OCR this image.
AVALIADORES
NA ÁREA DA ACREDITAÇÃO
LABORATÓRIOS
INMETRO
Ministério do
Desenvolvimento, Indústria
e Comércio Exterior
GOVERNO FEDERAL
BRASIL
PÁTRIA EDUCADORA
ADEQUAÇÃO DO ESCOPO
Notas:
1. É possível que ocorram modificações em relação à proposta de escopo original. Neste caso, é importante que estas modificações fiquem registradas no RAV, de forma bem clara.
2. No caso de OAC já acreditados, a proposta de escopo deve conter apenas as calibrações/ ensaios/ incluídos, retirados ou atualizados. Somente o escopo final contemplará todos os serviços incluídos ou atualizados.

+ + +

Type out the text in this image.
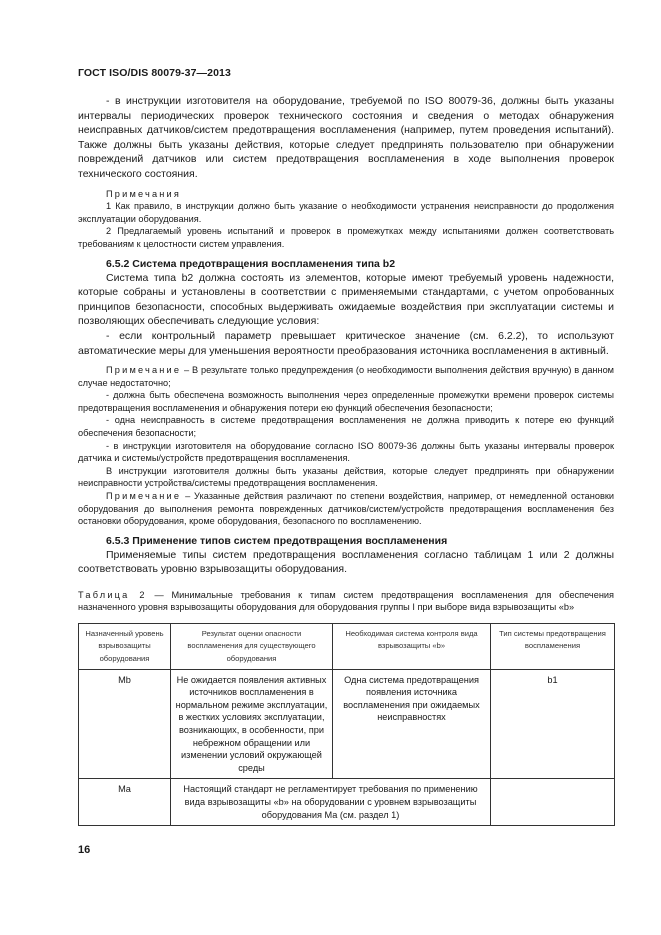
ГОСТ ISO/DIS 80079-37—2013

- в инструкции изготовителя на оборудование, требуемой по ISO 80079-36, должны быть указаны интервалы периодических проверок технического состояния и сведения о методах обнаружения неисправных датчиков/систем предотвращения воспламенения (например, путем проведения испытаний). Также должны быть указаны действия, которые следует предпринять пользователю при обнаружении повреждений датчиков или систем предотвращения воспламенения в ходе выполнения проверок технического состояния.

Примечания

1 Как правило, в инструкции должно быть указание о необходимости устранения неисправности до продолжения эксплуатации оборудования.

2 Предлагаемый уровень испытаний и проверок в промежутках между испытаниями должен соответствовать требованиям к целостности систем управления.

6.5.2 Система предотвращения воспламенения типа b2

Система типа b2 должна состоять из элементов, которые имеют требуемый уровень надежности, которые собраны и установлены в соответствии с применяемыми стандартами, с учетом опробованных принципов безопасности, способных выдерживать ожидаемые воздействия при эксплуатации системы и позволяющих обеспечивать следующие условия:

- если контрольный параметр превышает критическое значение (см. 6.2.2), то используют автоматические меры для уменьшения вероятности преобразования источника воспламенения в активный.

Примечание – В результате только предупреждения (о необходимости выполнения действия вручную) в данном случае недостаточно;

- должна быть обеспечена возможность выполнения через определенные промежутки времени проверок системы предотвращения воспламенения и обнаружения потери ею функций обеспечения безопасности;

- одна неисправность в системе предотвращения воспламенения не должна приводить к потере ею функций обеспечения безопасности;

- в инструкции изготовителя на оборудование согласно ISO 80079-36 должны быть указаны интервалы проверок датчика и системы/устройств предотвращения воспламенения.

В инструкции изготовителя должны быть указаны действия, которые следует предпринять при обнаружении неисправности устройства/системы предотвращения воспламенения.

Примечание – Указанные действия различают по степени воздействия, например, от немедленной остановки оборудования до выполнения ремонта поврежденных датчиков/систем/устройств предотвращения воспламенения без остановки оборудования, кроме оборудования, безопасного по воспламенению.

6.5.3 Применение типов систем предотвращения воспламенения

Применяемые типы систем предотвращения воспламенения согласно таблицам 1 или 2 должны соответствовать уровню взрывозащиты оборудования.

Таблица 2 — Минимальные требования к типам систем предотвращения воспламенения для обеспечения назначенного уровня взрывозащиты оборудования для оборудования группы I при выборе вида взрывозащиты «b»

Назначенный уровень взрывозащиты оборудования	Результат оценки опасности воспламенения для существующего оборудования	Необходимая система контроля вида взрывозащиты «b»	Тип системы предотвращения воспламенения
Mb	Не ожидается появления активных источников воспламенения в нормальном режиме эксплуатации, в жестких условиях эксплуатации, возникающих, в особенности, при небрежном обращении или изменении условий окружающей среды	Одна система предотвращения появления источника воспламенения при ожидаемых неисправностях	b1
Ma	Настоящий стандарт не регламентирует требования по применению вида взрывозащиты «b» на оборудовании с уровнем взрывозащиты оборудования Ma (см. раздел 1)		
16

+ + +

Establish how many lines of the records contain the string "соответствовать" and state that number without elaboration.

■ **SOLUTION BELOW**
2